THE EXERCISE ▸
Each line holding the word "days" counts once; give the total and nothing more.

DATA IN THIS EXERCISE ▸

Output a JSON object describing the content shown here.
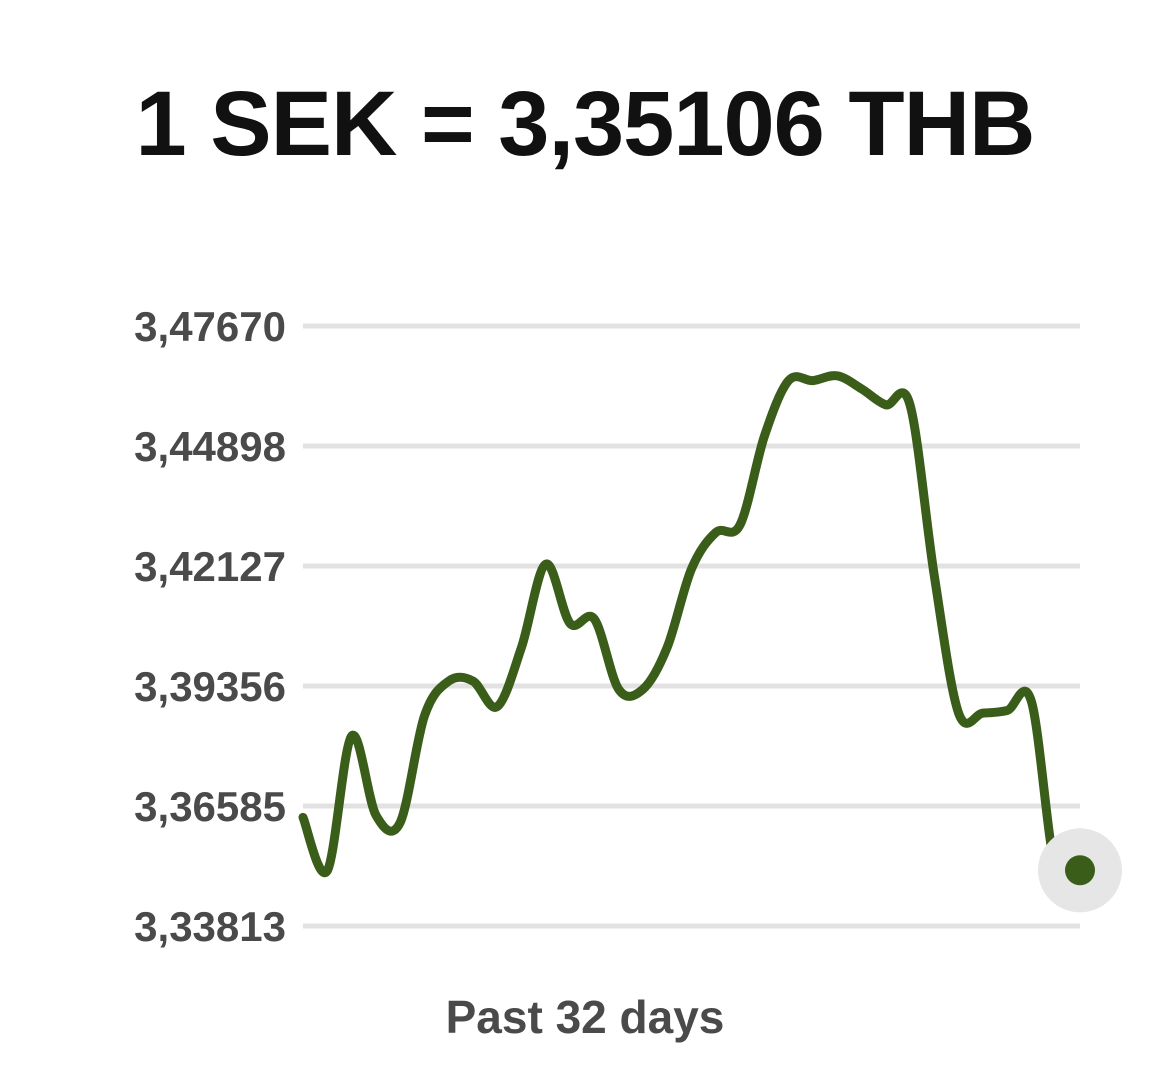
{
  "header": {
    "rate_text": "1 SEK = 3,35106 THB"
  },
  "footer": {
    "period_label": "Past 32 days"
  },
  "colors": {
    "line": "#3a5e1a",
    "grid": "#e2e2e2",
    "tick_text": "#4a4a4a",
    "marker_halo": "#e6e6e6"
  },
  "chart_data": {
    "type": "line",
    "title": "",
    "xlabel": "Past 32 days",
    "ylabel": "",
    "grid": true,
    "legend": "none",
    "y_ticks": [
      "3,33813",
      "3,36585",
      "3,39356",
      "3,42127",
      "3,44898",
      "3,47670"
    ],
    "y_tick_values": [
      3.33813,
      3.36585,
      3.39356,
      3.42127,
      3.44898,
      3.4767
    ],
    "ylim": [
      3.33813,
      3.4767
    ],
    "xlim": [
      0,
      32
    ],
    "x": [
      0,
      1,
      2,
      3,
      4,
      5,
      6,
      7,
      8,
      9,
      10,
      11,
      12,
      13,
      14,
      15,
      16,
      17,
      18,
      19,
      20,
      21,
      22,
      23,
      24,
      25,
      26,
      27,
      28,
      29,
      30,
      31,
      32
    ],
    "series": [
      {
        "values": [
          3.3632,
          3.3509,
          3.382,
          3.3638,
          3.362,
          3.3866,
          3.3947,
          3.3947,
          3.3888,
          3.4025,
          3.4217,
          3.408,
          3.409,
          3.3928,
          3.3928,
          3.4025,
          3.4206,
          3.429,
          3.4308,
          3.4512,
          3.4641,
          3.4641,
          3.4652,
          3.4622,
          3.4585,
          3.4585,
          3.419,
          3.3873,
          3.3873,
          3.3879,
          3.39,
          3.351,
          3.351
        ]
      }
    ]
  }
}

EXERCISE RESPONSE ▸
2